Instructions for the task>
Each entry below is to be written out exactly, and the pictures are to be left out.
======== Supplied material ========
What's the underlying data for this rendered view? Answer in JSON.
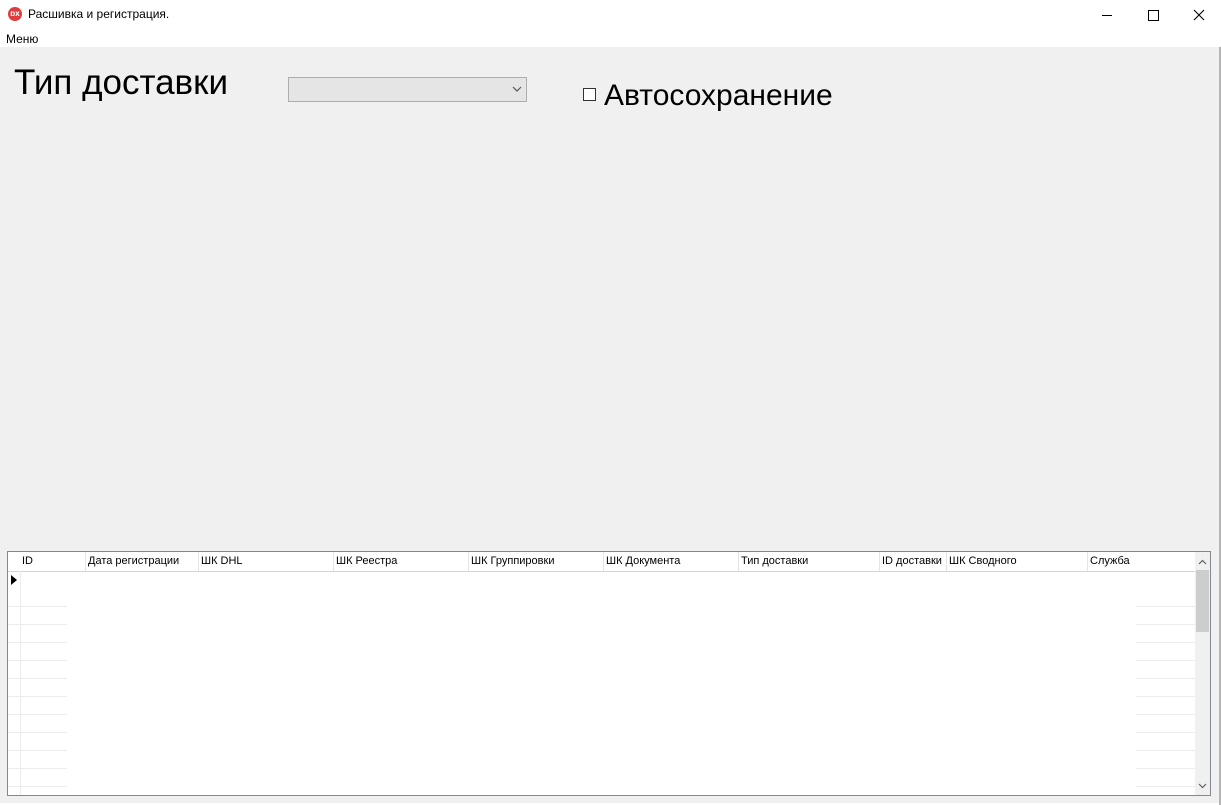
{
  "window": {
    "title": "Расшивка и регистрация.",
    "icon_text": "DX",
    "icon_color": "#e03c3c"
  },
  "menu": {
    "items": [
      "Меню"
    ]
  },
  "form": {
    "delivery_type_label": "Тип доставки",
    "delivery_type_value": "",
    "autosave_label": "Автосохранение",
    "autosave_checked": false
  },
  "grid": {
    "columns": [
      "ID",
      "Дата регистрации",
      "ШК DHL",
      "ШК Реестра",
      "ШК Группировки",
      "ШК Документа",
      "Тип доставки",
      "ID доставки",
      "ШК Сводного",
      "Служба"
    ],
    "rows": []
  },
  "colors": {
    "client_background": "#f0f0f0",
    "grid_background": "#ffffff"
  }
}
========
The reply>
What's the underlying data for this rendered view? Answer in JSON.
{
  "window": {
    "title": "Расшивка и регистрация.",
    "icon_text": "DX",
    "icon_color": "#e03c3c"
  },
  "menu": {
    "items": [
      "Меню"
    ]
  },
  "form": {
    "delivery_type_label": "Тип доставки",
    "delivery_type_value": "",
    "autosave_label": "Автосохранение",
    "autosave_checked": false
  },
  "grid": {
    "columns": [
      "ID",
      "Дата регистрации",
      "ШК DHL",
      "ШК Реестра",
      "ШК Группировки",
      "ШК Документа",
      "Тип доставки",
      "ID доставки",
      "ШК Сводного",
      "Служба"
    ],
    "rows": []
  },
  "colors": {
    "client_background": "#f0f0f0",
    "grid_background": "#ffffff"
  }
}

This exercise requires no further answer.